# What to do
Work out the number of lines containing "Правительство". Answer with nothing but that number.

# Task input
- - -

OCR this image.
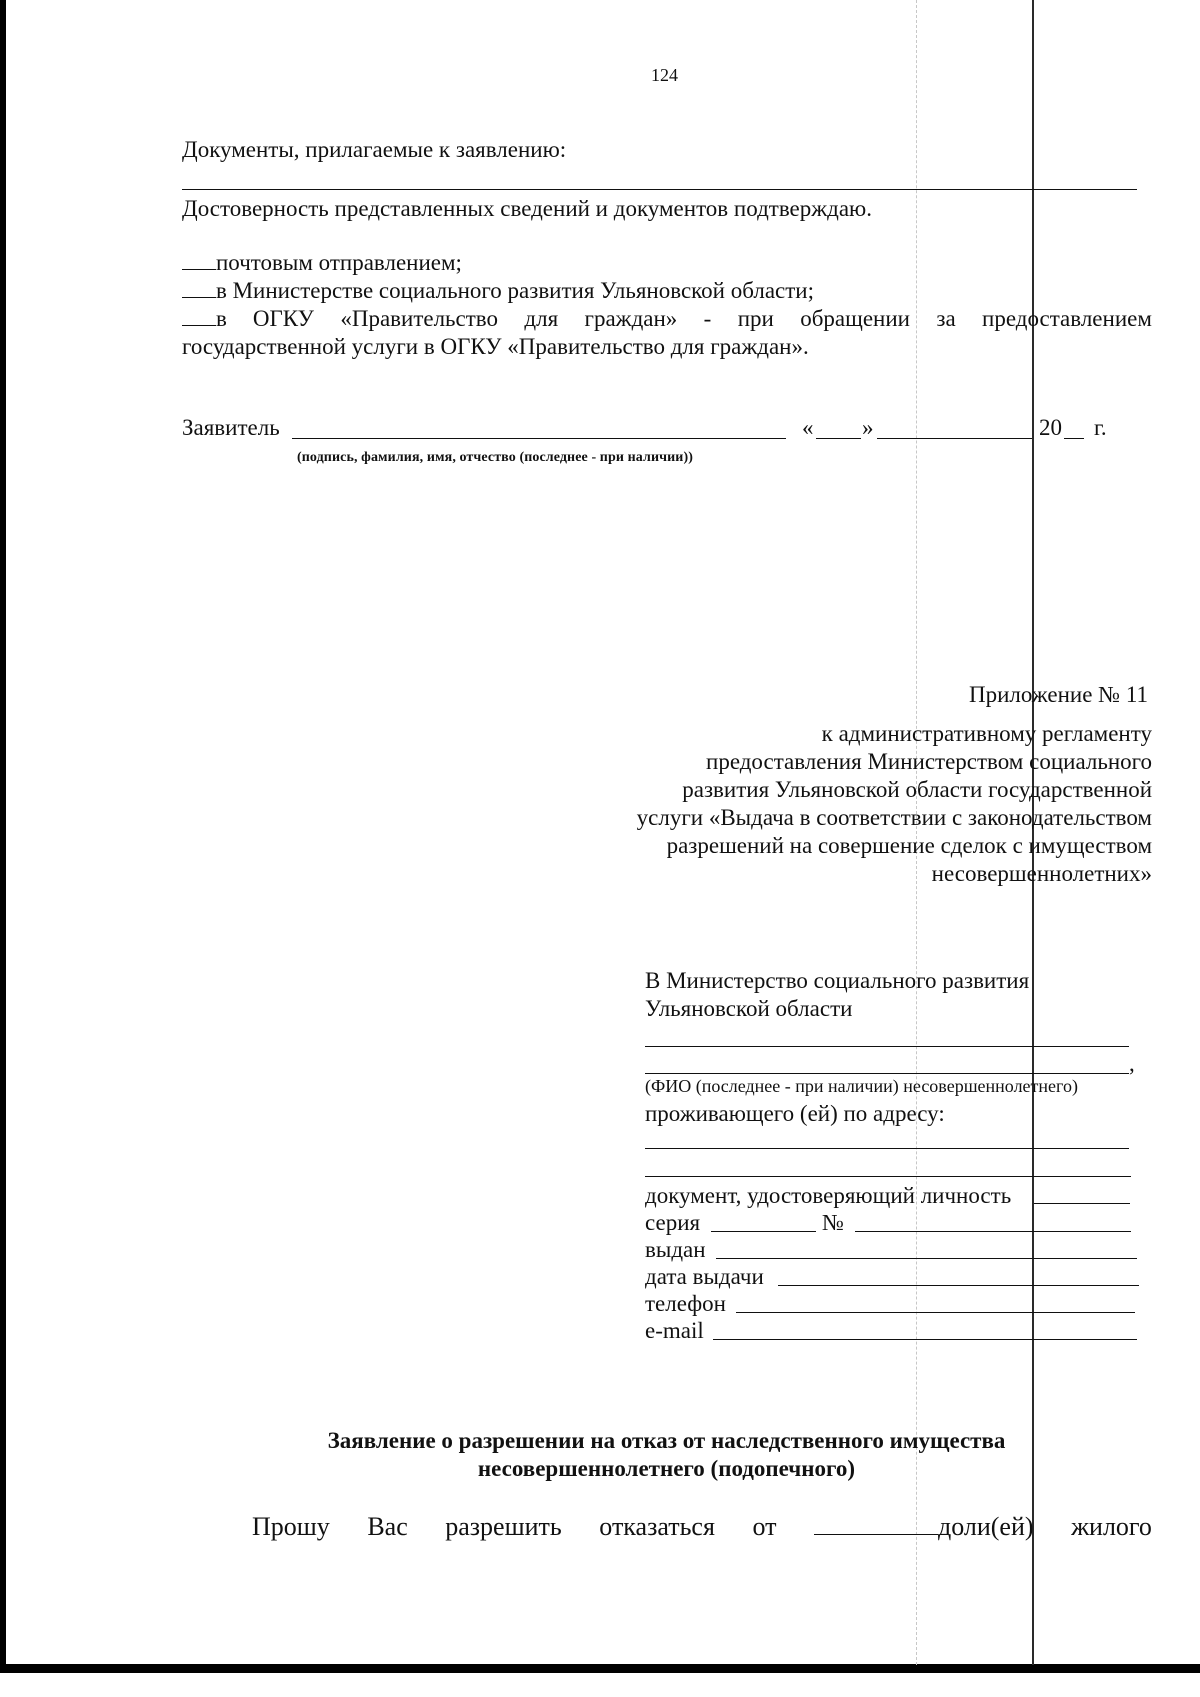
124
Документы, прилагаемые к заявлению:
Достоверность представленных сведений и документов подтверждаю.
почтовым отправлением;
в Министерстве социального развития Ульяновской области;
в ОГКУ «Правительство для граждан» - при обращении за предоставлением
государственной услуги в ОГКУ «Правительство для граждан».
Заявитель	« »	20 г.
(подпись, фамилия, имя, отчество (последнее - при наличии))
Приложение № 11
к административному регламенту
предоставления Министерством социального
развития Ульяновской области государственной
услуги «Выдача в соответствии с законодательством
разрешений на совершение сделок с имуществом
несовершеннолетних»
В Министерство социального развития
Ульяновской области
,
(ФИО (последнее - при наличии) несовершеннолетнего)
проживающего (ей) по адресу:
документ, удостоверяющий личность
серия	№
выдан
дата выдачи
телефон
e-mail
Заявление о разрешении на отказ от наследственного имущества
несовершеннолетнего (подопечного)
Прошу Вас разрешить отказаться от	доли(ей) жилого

- - -

# Answer in full
2